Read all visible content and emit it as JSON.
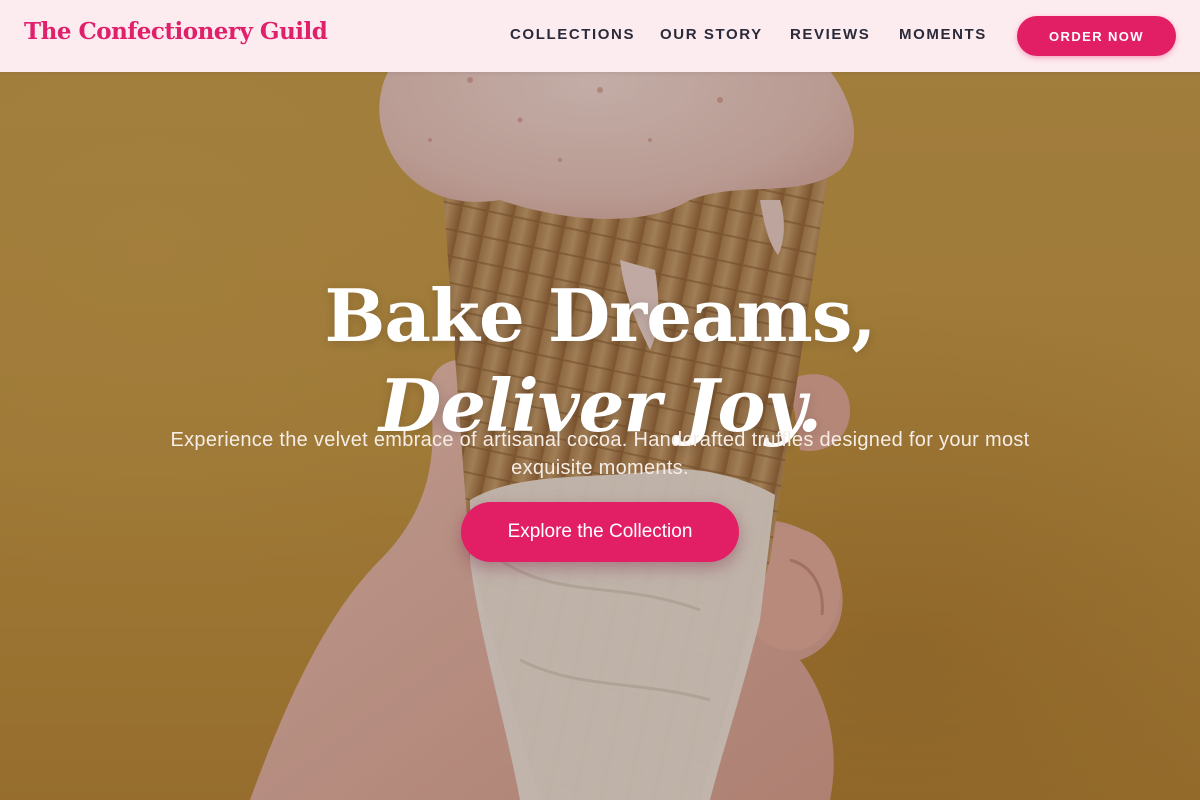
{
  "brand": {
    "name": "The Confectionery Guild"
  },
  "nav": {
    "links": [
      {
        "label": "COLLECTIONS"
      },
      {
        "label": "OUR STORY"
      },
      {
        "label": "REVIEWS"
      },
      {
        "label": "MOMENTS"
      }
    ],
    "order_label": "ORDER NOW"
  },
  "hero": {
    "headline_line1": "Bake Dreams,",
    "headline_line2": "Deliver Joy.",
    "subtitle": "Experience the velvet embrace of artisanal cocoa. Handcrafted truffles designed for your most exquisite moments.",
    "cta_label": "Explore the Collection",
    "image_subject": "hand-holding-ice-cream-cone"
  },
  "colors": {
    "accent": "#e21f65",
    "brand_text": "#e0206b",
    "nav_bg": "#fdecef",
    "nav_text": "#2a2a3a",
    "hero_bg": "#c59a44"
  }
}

________________________________________

Keep the pictures out of your copy, and repeat every entry above exactly.

◆ TASK RESPONSE
Read all visible content and emit it as JSON.
{
  "brand": {
    "name": "The Confectionery Guild"
  },
  "nav": {
    "links": [
      {
        "label": "COLLECTIONS"
      },
      {
        "label": "OUR STORY"
      },
      {
        "label": "REVIEWS"
      },
      {
        "label": "MOMENTS"
      }
    ],
    "order_label": "ORDER NOW"
  },
  "hero": {
    "headline_line1": "Bake Dreams,",
    "headline_line2": "Deliver Joy.",
    "subtitle": "Experience the velvet embrace of artisanal cocoa. Handcrafted truffles designed for your most exquisite moments.",
    "cta_label": "Explore the Collection",
    "image_subject": "hand-holding-ice-cream-cone"
  },
  "colors": {
    "accent": "#e21f65",
    "brand_text": "#e0206b",
    "nav_bg": "#fdecef",
    "nav_text": "#2a2a3a",
    "hero_bg": "#c59a44"
  }
}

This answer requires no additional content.